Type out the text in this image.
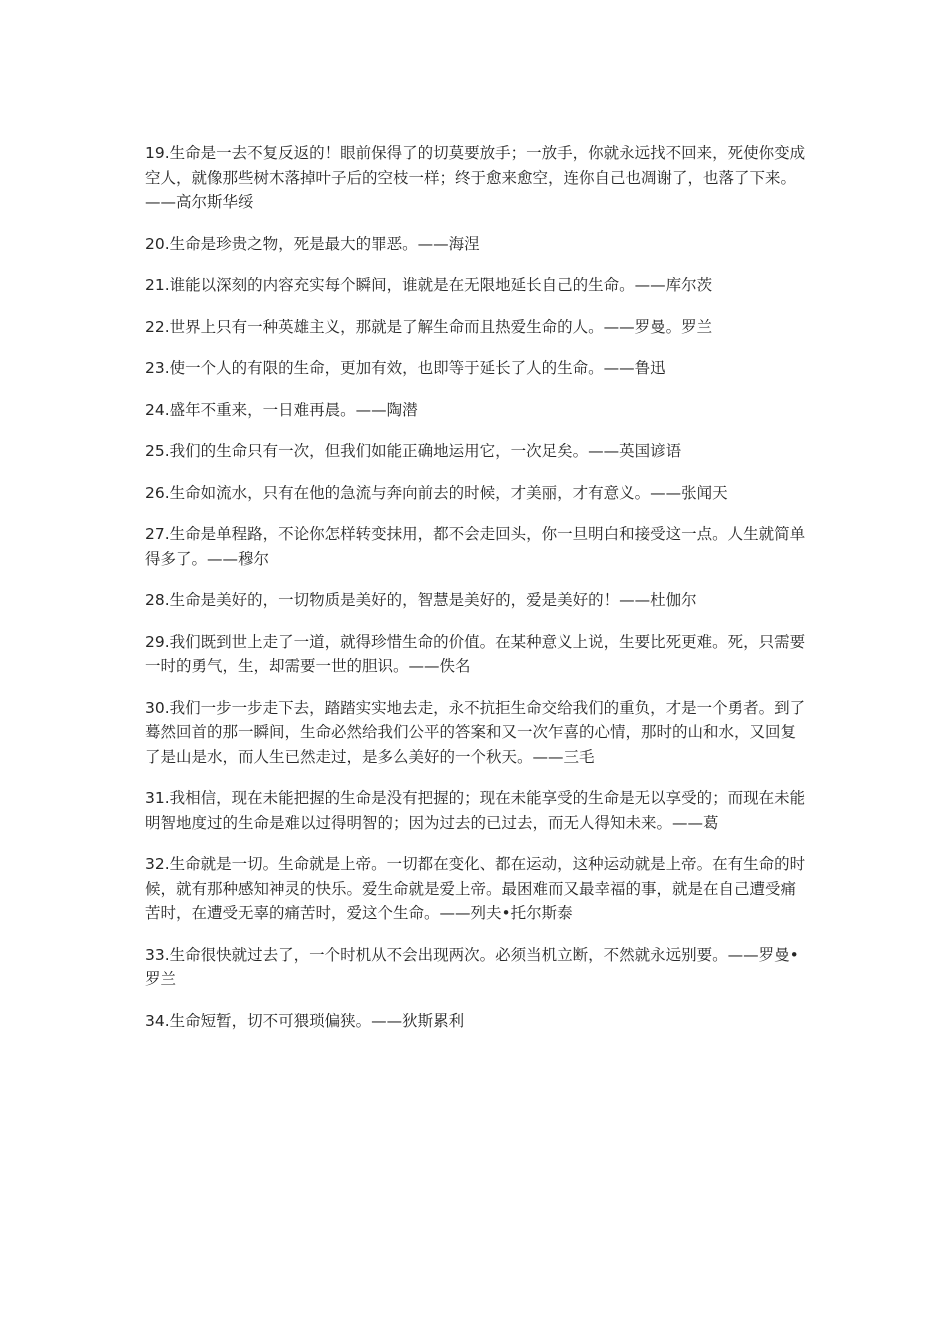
19.生命是一去不复反返的！眼前保得了的切莫要放手；一放手，你就永远找不回来，死使你变成空人，就像那些树木落掉叶子后的空枝一样；终于愈来愈空，连你自己也凋谢了，也落了下来。——高尔斯华绥

20.生命是珍贵之物，死是最大的罪恶。——海涅

21.谁能以深刻的内容充实每个瞬间，谁就是在无限地延长自己的生命。——库尔茨

22.世界上只有一种英雄主义，那就是了解生命而且热爱生命的人。——罗曼。罗兰

23.使一个人的有限的生命，更加有效，也即等于延长了人的生命。——鲁迅

24.盛年不重来，一日难再晨。——陶潜

25.我们的生命只有一次，但我们如能正确地运用它，一次足矣。——英国谚语

26.生命如流水，只有在他的急流与奔向前去的时候，才美丽，才有意义。——张闻天

27.生命是单程路，不论你怎样转变抹用，都不会走回头，你一旦明白和接受这一点。人生就简单得多了。——穆尔

28.生命是美好的，一切物质是美好的，智慧是美好的，爱是美好的！——杜伽尔

29.我们既到世上走了一道，就得珍惜生命的价值。在某种意义上说，生要比死更难。死，只需要一时的勇气，生，却需要一世的胆识。——佚名

30.我们一步一步走下去，踏踏实实地去走，永不抗拒生命交给我们的重负，才是一个勇者。到了蓦然回首的那一瞬间，生命必然给我们公平的答案和又一次乍喜的心情，那时的山和水，又回复了是山是水，而人生已然走过，是多么美好的一个秋天。——三毛

31.我相信，现在未能把握的生命是没有把握的；现在未能享受的生命是无以享受的；而现在未能明智地度过的生命是难以过得明智的；因为过去的已过去，而无人得知未来。——葛

32.生命就是一切。生命就是上帝。一切都在变化、都在运动，这种运动就是上帝。在有生命的时候，就有那种感知神灵的快乐。爱生命就是爱上帝。最困难而又最幸福的事，就是在自己遭受痛苦时，在遭受无辜的痛苦时，爱这个生命。——列夫•托尔斯泰

33.生命很快就过去了，一个时机从不会出现两次。必须当机立断，不然就永远别要。——罗曼•罗兰

34.生命短暂，切不可猥琐偏狭。——狄斯累利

● ● ● ● ● ● ●

_EXERCISE BRIEF_:
Quote the data above in full and without alteration; skip the pictures.

_RESPONSE FOR THIS EXERCISE_:
Type out the text in this image.
19.生命是一去不复反返的！眼前保得了的切莫要放手；一放手，你就永远找不回来，死使你变成空人，就像那些树木落掉叶子后的空枝一样；终于愈来愈空，连你自己也凋谢了，也落了下来。——高尔斯华绥

20.生命是珍贵之物，死是最大的罪恶。——海涅

21.谁能以深刻的内容充实每个瞬间，谁就是在无限地延长自己的生命。——库尔茨

22.世界上只有一种英雄主义，那就是了解生命而且热爱生命的人。——罗曼。罗兰

23.使一个人的有限的生命，更加有效，也即等于延长了人的生命。——鲁迅

24.盛年不重来，一日难再晨。——陶潜

25.我们的生命只有一次，但我们如能正确地运用它，一次足矣。——英国谚语

26.生命如流水，只有在他的急流与奔向前去的时候，才美丽，才有意义。——张闻天

27.生命是单程路，不论你怎样转变抹用，都不会走回头，你一旦明白和接受这一点。人生就简单得多了。——穆尔

28.生命是美好的，一切物质是美好的，智慧是美好的，爱是美好的！——杜伽尔

29.我们既到世上走了一道，就得珍惜生命的价值。在某种意义上说，生要比死更难。死，只需要一时的勇气，生，却需要一世的胆识。——佚名

30.我们一步一步走下去，踏踏实实地去走，永不抗拒生命交给我们的重负，才是一个勇者。到了蓦然回首的那一瞬间，生命必然给我们公平的答案和又一次乍喜的心情，那时的山和水，又回复了是山是水，而人生已然走过，是多么美好的一个秋天。——三毛

31.我相信，现在未能把握的生命是没有把握的；现在未能享受的生命是无以享受的；而现在未能明智地度过的生命是难以过得明智的；因为过去的已过去，而无人得知未来。——葛

32.生命就是一切。生命就是上帝。一切都在变化、都在运动，这种运动就是上帝。在有生命的时候，就有那种感知神灵的快乐。爱生命就是爱上帝。最困难而又最幸福的事，就是在自己遭受痛苦时，在遭受无辜的痛苦时，爱这个生命。——列夫•托尔斯泰

33.生命很快就过去了，一个时机从不会出现两次。必须当机立断，不然就永远别要。——罗曼•罗兰

34.生命短暂，切不可猥琐偏狭。——狄斯累利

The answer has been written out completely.